— Start —

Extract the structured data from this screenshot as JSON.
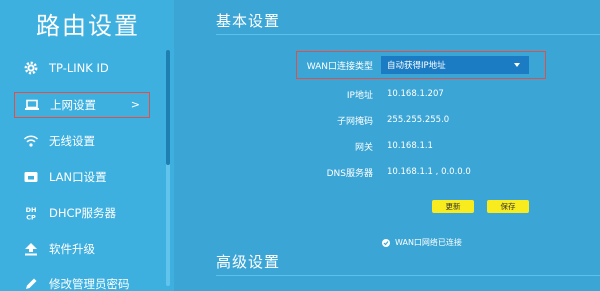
{
  "sidebar": {
    "title": "路由设置",
    "items": [
      {
        "label": "TP-LINK ID",
        "icon": "gear-icon"
      },
      {
        "label": "上网设置",
        "icon": "laptop-icon",
        "arrow": ">"
      },
      {
        "label": "无线设置",
        "icon": "wifi-icon"
      },
      {
        "label": "LAN口设置",
        "icon": "lan-icon"
      },
      {
        "label": "DHCP服务器",
        "icon": "dhcp-icon"
      },
      {
        "label": "软件升级",
        "icon": "upgrade-icon"
      },
      {
        "label": "修改管理员密码",
        "icon": "pencil-icon"
      }
    ]
  },
  "main": {
    "basic_title": "基本设置",
    "advanced_title": "高级设置",
    "wan": {
      "label": "WAN口连接类型",
      "value": "自动获得IP地址"
    },
    "fields": [
      {
        "label": "IP地址",
        "value": "10.168.1.207"
      },
      {
        "label": "子网掩码",
        "value": "255.255.255.0"
      },
      {
        "label": "网关",
        "value": "10.168.1.1"
      },
      {
        "label": "DNS服务器",
        "value": "10.168.1.1 , 0.0.0.0"
      }
    ],
    "buttons": {
      "refresh": "更新",
      "save": "保存"
    },
    "status": "WAN口网络已连接"
  },
  "colors": {
    "background": "#3ba6d6",
    "sidebar": "#3eb0e0",
    "highlight_border": "#e0504a",
    "button": "#f8ec1e",
    "select": "#1b7cc4"
  }
}
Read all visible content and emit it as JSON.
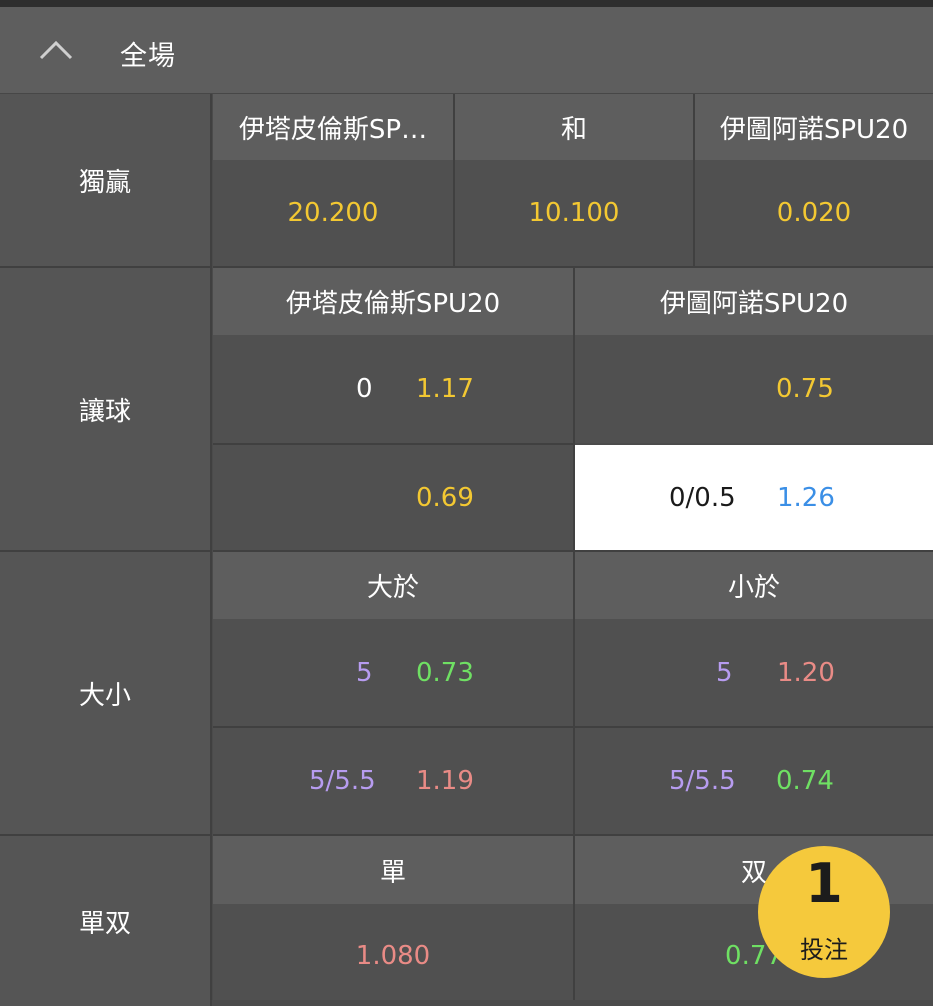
{
  "section": {
    "title": "全場"
  },
  "win": {
    "label": "獨贏",
    "headers": [
      "伊塔皮倫斯SP…",
      "和",
      "伊圖阿諾SPU20"
    ],
    "odds": [
      "20.200",
      "10.100",
      "0.020"
    ]
  },
  "handicap": {
    "label": "讓球",
    "headers": [
      "伊塔皮倫斯SPU20",
      "伊圖阿諾SPU20"
    ],
    "rows": [
      {
        "home_line": "0",
        "home_odds": "1.17",
        "away_line": "",
        "away_odds": "0.75"
      },
      {
        "home_line": "",
        "home_odds": "0.69",
        "away_line": "0/0.5",
        "away_odds": "1.26"
      }
    ]
  },
  "overunder": {
    "label": "大小",
    "headers": [
      "大於",
      "小於"
    ],
    "rows": [
      {
        "over_line": "5",
        "over_odds": "0.73",
        "under_line": "5",
        "under_odds": "1.20"
      },
      {
        "over_line": "5/5.5",
        "over_odds": "1.19",
        "under_line": "5/5.5",
        "under_odds": "0.74"
      }
    ]
  },
  "oddeven": {
    "label": "單双",
    "headers": [
      "單",
      "双"
    ],
    "odds": [
      "1.080",
      "0.77"
    ]
  },
  "bet_slip": {
    "count": "1",
    "label": "投注"
  },
  "colors": {
    "odds_yellow": "#f3c832",
    "odds_green": "#6fe063",
    "odds_red": "#e98b86",
    "odds_blue": "#3b8fe6",
    "line_purple": "#b79cf0",
    "bet_button": "#f5c93c"
  }
}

— End —

WRITTEN PROBLEM: Repeat all of the records verbatim, leaving out the pictures.

CORRECT RESPONSE:
Extract the structured data from this screenshot as JSON.
{
  "sidebar": {
    "title": "路由设置",
    "items": [
      {
        "label": "TP-LINK ID",
        "icon": "gear-icon"
      },
      {
        "label": "上网设置",
        "icon": "laptop-icon",
        "arrow": ">"
      },
      {
        "label": "无线设置",
        "icon": "wifi-icon"
      },
      {
        "label": "LAN口设置",
        "icon": "lan-icon"
      },
      {
        "label": "DHCP服务器",
        "icon": "dhcp-icon"
      },
      {
        "label": "软件升级",
        "icon": "upgrade-icon"
      },
      {
        "label": "修改管理员密码",
        "icon": "pencil-icon"
      }
    ]
  },
  "main": {
    "basic_title": "基本设置",
    "advanced_title": "高级设置",
    "wan": {
      "label": "WAN口连接类型",
      "value": "自动获得IP地址"
    },
    "fields": [
      {
        "label": "IP地址",
        "value": "10.168.1.207"
      },
      {
        "label": "子网掩码",
        "value": "255.255.255.0"
      },
      {
        "label": "网关",
        "value": "10.168.1.1"
      },
      {
        "label": "DNS服务器",
        "value": "10.168.1.1 , 0.0.0.0"
      }
    ],
    "buttons": {
      "refresh": "更新",
      "save": "保存"
    },
    "status": "WAN口网络已连接"
  },
  "colors": {
    "background": "#3ba6d6",
    "sidebar": "#3eb0e0",
    "highlight_border": "#e0504a",
    "button": "#f8ec1e",
    "select": "#1b7cc4"
  }
}
Read all visible content and emit it as JSON.
{
  "section": {
    "title": "全場"
  },
  "win": {
    "label": "獨贏",
    "headers": [
      "伊塔皮倫斯SP…",
      "和",
      "伊圖阿諾SPU20"
    ],
    "odds": [
      "20.200",
      "10.100",
      "0.020"
    ]
  },
  "handicap": {
    "label": "讓球",
    "headers": [
      "伊塔皮倫斯SPU20",
      "伊圖阿諾SPU20"
    ],
    "rows": [
      {
        "home_line": "0",
        "home_odds": "1.17",
        "away_line": "",
        "away_odds": "0.75"
      },
      {
        "home_line": "",
        "home_odds": "0.69",
        "away_line": "0/0.5",
        "away_odds": "1.26"
      }
    ]
  },
  "overunder": {
    "label": "大小",
    "headers": [
      "大於",
      "小於"
    ],
    "rows": [
      {
        "over_line": "5",
        "over_odds": "0.73",
        "under_line": "5",
        "under_odds": "1.20"
      },
      {
        "over_line": "5/5.5",
        "over_odds": "1.19",
        "under_line": "5/5.5",
        "under_odds": "0.74"
      }
    ]
  },
  "oddeven": {
    "label": "單双",
    "headers": [
      "單",
      "双"
    ],
    "odds": [
      "1.080",
      "0.77"
    ]
  },
  "bet_slip": {
    "count": "1",
    "label": "投注"
  },
  "colors": {
    "odds_yellow": "#f3c832",
    "odds_green": "#6fe063",
    "odds_red": "#e98b86",
    "odds_blue": "#3b8fe6",
    "line_purple": "#b79cf0",
    "bet_button": "#f5c93c"
  }
}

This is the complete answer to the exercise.